* [Instruction]: Read the records and gather each line that includes "refinancing".

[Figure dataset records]

________________

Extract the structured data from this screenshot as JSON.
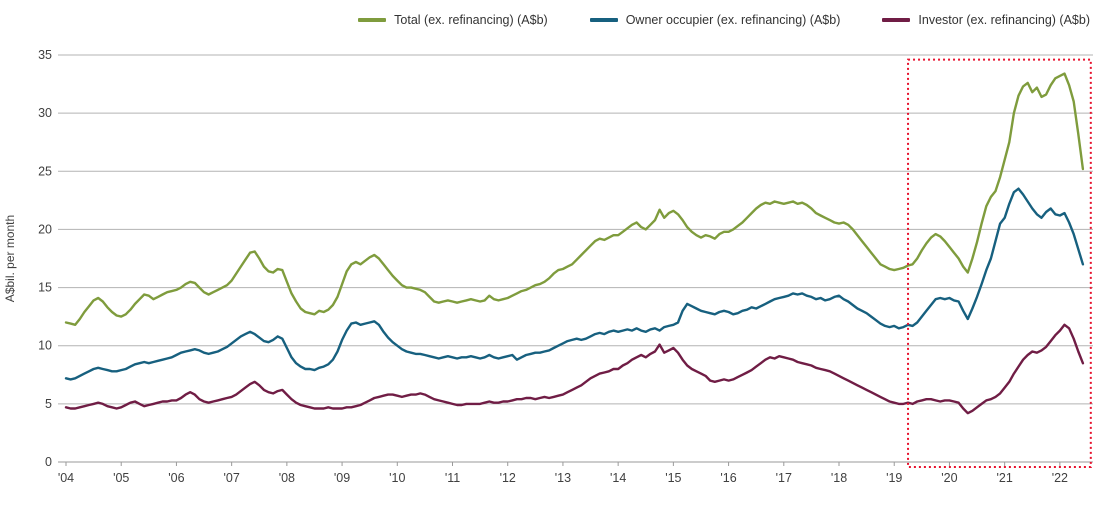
{
  "chart_data": {
    "type": "line",
    "title": "",
    "ylabel": "A$bil. per month",
    "xlabel": "",
    "ylim": [
      0,
      35
    ],
    "yticks": [
      0,
      5,
      10,
      15,
      20,
      25,
      30,
      35
    ],
    "x_start_year": 2004,
    "x_end_year": 2022.6,
    "x_tick_labels": [
      "'04",
      "'05",
      "'06",
      "'07",
      "'08",
      "'09",
      "'10",
      "'11",
      "'12",
      "'13",
      "'14",
      "'15",
      "'16",
      "'17",
      "'18",
      "'19",
      "'20",
      "'21",
      "'22"
    ],
    "grid": "horizontal",
    "legend_position": "top",
    "highlight_region": {
      "description": "red dotted rectangle highlighting the COVID-era lending surge",
      "color": "#E8112D",
      "x_from": 2019.25,
      "x_to": 2022.56,
      "y_from": 0,
      "y_to": 34.6
    },
    "series": [
      {
        "name": "Total (ex. refinancing) (A$b)",
        "color": "#7F9C3D",
        "values_by_year": {
          "2004": [
            12.0,
            11.9,
            11.8,
            12.3,
            12.9,
            13.4,
            13.9,
            14.1,
            13.8,
            13.3,
            12.9,
            12.6
          ],
          "2005": [
            12.5,
            12.7,
            13.1,
            13.6,
            14.0,
            14.4,
            14.3,
            14.0,
            14.2,
            14.4,
            14.6,
            14.7
          ],
          "2006": [
            14.8,
            15.0,
            15.3,
            15.5,
            15.4,
            15.0,
            14.6,
            14.4,
            14.6,
            14.8,
            15.0,
            15.2
          ],
          "2007": [
            15.6,
            16.2,
            16.8,
            17.4,
            18.0,
            18.1,
            17.5,
            16.8,
            16.4,
            16.3,
            16.6,
            16.5
          ],
          "2008": [
            15.5,
            14.5,
            13.8,
            13.2,
            12.9,
            12.8,
            12.7,
            13.0,
            12.9,
            13.1,
            13.5,
            14.2
          ],
          "2009": [
            15.3,
            16.4,
            17.0,
            17.2,
            17.0,
            17.3,
            17.6,
            17.8,
            17.5,
            17.0,
            16.5,
            16.0
          ],
          "2010": [
            15.6,
            15.2,
            15.0,
            15.0,
            14.9,
            14.8,
            14.6,
            14.2,
            13.8,
            13.7,
            13.8,
            13.9
          ],
          "2011": [
            13.8,
            13.7,
            13.8,
            13.9,
            14.0,
            13.9,
            13.8,
            13.9,
            14.3,
            14.0,
            13.9,
            14.0
          ],
          "2012": [
            14.1,
            14.3,
            14.5,
            14.7,
            14.8,
            15.0,
            15.2,
            15.3,
            15.5,
            15.8,
            16.2,
            16.5
          ],
          "2013": [
            16.6,
            16.8,
            17.0,
            17.4,
            17.8,
            18.2,
            18.6,
            19.0,
            19.2,
            19.1,
            19.3,
            19.5
          ],
          "2014": [
            19.5,
            19.8,
            20.1,
            20.4,
            20.6,
            20.2,
            20.0,
            20.4,
            20.8,
            21.7,
            21.0,
            21.4
          ],
          "2015": [
            21.6,
            21.3,
            20.8,
            20.2,
            19.8,
            19.5,
            19.3,
            19.5,
            19.4,
            19.2,
            19.6,
            19.8
          ],
          "2016": [
            19.8,
            20.0,
            20.3,
            20.6,
            21.0,
            21.4,
            21.8,
            22.1,
            22.3,
            22.2,
            22.4,
            22.3
          ],
          "2017": [
            22.2,
            22.3,
            22.4,
            22.2,
            22.3,
            22.1,
            21.8,
            21.4,
            21.2,
            21.0,
            20.8,
            20.6
          ],
          "2018": [
            20.5,
            20.6,
            20.4,
            20.0,
            19.5,
            19.0,
            18.5,
            18.0,
            17.5,
            17.0,
            16.8,
            16.6
          ],
          "2019": [
            16.5,
            16.6,
            16.7,
            16.9,
            17.0,
            17.5,
            18.2,
            18.8,
            19.3,
            19.6,
            19.4,
            19.0
          ],
          "2020": [
            18.5,
            18.0,
            17.5,
            16.8,
            16.3,
            17.5,
            18.9,
            20.5,
            22.0,
            22.8,
            23.3,
            24.5
          ],
          "2021": [
            26.0,
            27.5,
            30.0,
            31.5,
            32.3,
            32.6,
            31.8,
            32.2,
            31.4,
            31.6,
            32.4,
            33.0
          ],
          "2022": [
            33.2,
            33.4,
            32.4,
            31.0,
            28.2,
            25.2
          ]
        }
      },
      {
        "name": "Owner occupier (ex. refinancing) (A$b)",
        "color": "#17607F",
        "values_by_year": {
          "2004": [
            7.2,
            7.1,
            7.2,
            7.4,
            7.6,
            7.8,
            8.0,
            8.1,
            8.0,
            7.9,
            7.8,
            7.8
          ],
          "2005": [
            7.9,
            8.0,
            8.2,
            8.4,
            8.5,
            8.6,
            8.5,
            8.6,
            8.7,
            8.8,
            8.9,
            9.0
          ],
          "2006": [
            9.2,
            9.4,
            9.5,
            9.6,
            9.7,
            9.6,
            9.4,
            9.3,
            9.4,
            9.5,
            9.7,
            9.9
          ],
          "2007": [
            10.2,
            10.5,
            10.8,
            11.0,
            11.2,
            11.0,
            10.7,
            10.4,
            10.3,
            10.5,
            10.8,
            10.6
          ],
          "2008": [
            9.8,
            9.0,
            8.5,
            8.2,
            8.0,
            8.0,
            7.9,
            8.1,
            8.2,
            8.4,
            8.8,
            9.5
          ],
          "2009": [
            10.5,
            11.3,
            11.9,
            12.0,
            11.8,
            11.9,
            12.0,
            12.1,
            11.8,
            11.2,
            10.7,
            10.3
          ],
          "2010": [
            10.0,
            9.7,
            9.5,
            9.4,
            9.3,
            9.3,
            9.2,
            9.1,
            9.0,
            8.9,
            9.0,
            9.1
          ],
          "2011": [
            9.0,
            8.9,
            9.0,
            9.0,
            9.1,
            9.0,
            8.9,
            9.0,
            9.2,
            9.0,
            8.9,
            9.0
          ],
          "2012": [
            9.1,
            9.2,
            8.8,
            9.0,
            9.2,
            9.3,
            9.4,
            9.4,
            9.5,
            9.6,
            9.8,
            10.0
          ],
          "2013": [
            10.2,
            10.4,
            10.5,
            10.6,
            10.5,
            10.6,
            10.8,
            11.0,
            11.1,
            11.0,
            11.2,
            11.3
          ],
          "2014": [
            11.2,
            11.3,
            11.4,
            11.3,
            11.5,
            11.3,
            11.2,
            11.4,
            11.5,
            11.3,
            11.6,
            11.7
          ],
          "2015": [
            11.8,
            12.0,
            13.0,
            13.6,
            13.4,
            13.2,
            13.0,
            12.9,
            12.8,
            12.7,
            12.9,
            13.0
          ],
          "2016": [
            12.9,
            12.7,
            12.8,
            13.0,
            13.1,
            13.3,
            13.2,
            13.4,
            13.6,
            13.8,
            14.0,
            14.1
          ],
          "2017": [
            14.2,
            14.3,
            14.5,
            14.4,
            14.5,
            14.3,
            14.2,
            14.0,
            14.1,
            13.9,
            14.0,
            14.2
          ],
          "2018": [
            14.3,
            14.0,
            13.8,
            13.5,
            13.2,
            13.0,
            12.8,
            12.5,
            12.2,
            11.9,
            11.7,
            11.6
          ],
          "2019": [
            11.7,
            11.5,
            11.6,
            11.8,
            11.7,
            12.0,
            12.5,
            13.0,
            13.5,
            14.0,
            14.1,
            14.0
          ],
          "2020": [
            14.1,
            13.9,
            13.8,
            13.0,
            12.3,
            13.2,
            14.2,
            15.3,
            16.5,
            17.5,
            19.0,
            20.5
          ],
          "2021": [
            21.0,
            22.2,
            23.2,
            23.5,
            23.0,
            22.4,
            21.8,
            21.3,
            21.0,
            21.5,
            21.8,
            21.3
          ],
          "2022": [
            21.2,
            21.4,
            20.6,
            19.6,
            18.3,
            17.0
          ]
        }
      },
      {
        "name": "Investor (ex. refinancing) (A$b)",
        "color": "#701D45",
        "values_by_year": {
          "2004": [
            4.7,
            4.6,
            4.6,
            4.7,
            4.8,
            4.9,
            5.0,
            5.1,
            5.0,
            4.8,
            4.7,
            4.6
          ],
          "2005": [
            4.7,
            4.9,
            5.1,
            5.2,
            5.0,
            4.8,
            4.9,
            5.0,
            5.1,
            5.2,
            5.2,
            5.3
          ],
          "2006": [
            5.3,
            5.5,
            5.8,
            6.0,
            5.8,
            5.4,
            5.2,
            5.1,
            5.2,
            5.3,
            5.4,
            5.5
          ],
          "2007": [
            5.6,
            5.8,
            6.1,
            6.4,
            6.7,
            6.9,
            6.6,
            6.2,
            6.0,
            5.9,
            6.1,
            6.2
          ],
          "2008": [
            5.8,
            5.4,
            5.1,
            4.9,
            4.8,
            4.7,
            4.6,
            4.6,
            4.6,
            4.7,
            4.6,
            4.6
          ],
          "2009": [
            4.6,
            4.7,
            4.7,
            4.8,
            4.9,
            5.1,
            5.3,
            5.5,
            5.6,
            5.7,
            5.8,
            5.8
          ],
          "2010": [
            5.7,
            5.6,
            5.7,
            5.8,
            5.8,
            5.9,
            5.8,
            5.6,
            5.4,
            5.3,
            5.2,
            5.1
          ],
          "2011": [
            5.0,
            4.9,
            4.9,
            5.0,
            5.0,
            5.0,
            5.0,
            5.1,
            5.2,
            5.1,
            5.1,
            5.2
          ],
          "2012": [
            5.2,
            5.3,
            5.4,
            5.4,
            5.5,
            5.5,
            5.4,
            5.5,
            5.6,
            5.5,
            5.6,
            5.7
          ],
          "2013": [
            5.8,
            6.0,
            6.2,
            6.4,
            6.6,
            6.9,
            7.2,
            7.4,
            7.6,
            7.7,
            7.8,
            8.0
          ],
          "2014": [
            8.0,
            8.3,
            8.5,
            8.8,
            9.0,
            9.2,
            9.0,
            9.3,
            9.5,
            10.1,
            9.4,
            9.6
          ],
          "2015": [
            9.8,
            9.4,
            8.8,
            8.3,
            8.0,
            7.8,
            7.6,
            7.4,
            7.0,
            6.9,
            7.0,
            7.1
          ],
          "2016": [
            7.0,
            7.1,
            7.3,
            7.5,
            7.7,
            7.9,
            8.2,
            8.5,
            8.8,
            9.0,
            8.9,
            9.1
          ],
          "2017": [
            9.0,
            8.9,
            8.8,
            8.6,
            8.5,
            8.4,
            8.3,
            8.1,
            8.0,
            7.9,
            7.8,
            7.6
          ],
          "2018": [
            7.4,
            7.2,
            7.0,
            6.8,
            6.6,
            6.4,
            6.2,
            6.0,
            5.8,
            5.6,
            5.4,
            5.2
          ],
          "2019": [
            5.1,
            5.0,
            5.0,
            5.1,
            5.0,
            5.2,
            5.3,
            5.4,
            5.4,
            5.3,
            5.2,
            5.3
          ],
          "2020": [
            5.3,
            5.2,
            5.1,
            4.6,
            4.2,
            4.4,
            4.7,
            5.0,
            5.3,
            5.4,
            5.6,
            5.9
          ],
          "2021": [
            6.4,
            6.9,
            7.6,
            8.2,
            8.8,
            9.2,
            9.5,
            9.4,
            9.6,
            9.9,
            10.4,
            10.9
          ],
          "2022": [
            11.3,
            11.8,
            11.5,
            10.6,
            9.5,
            8.5
          ]
        }
      }
    ],
    "style": {
      "grid_color": "#b3b3b3",
      "baseline_color": "#9a9a9a",
      "tick_text_color": "#404040",
      "line_width": 2.4
    }
  }
}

________________

* [The response]:
        "name": "Total (ex. refinancing) (A$b)",
        "name": "Owner occupier (ex. refinancing) (A$b)",
        "name": "Investor (ex. refinancing) (A$b)",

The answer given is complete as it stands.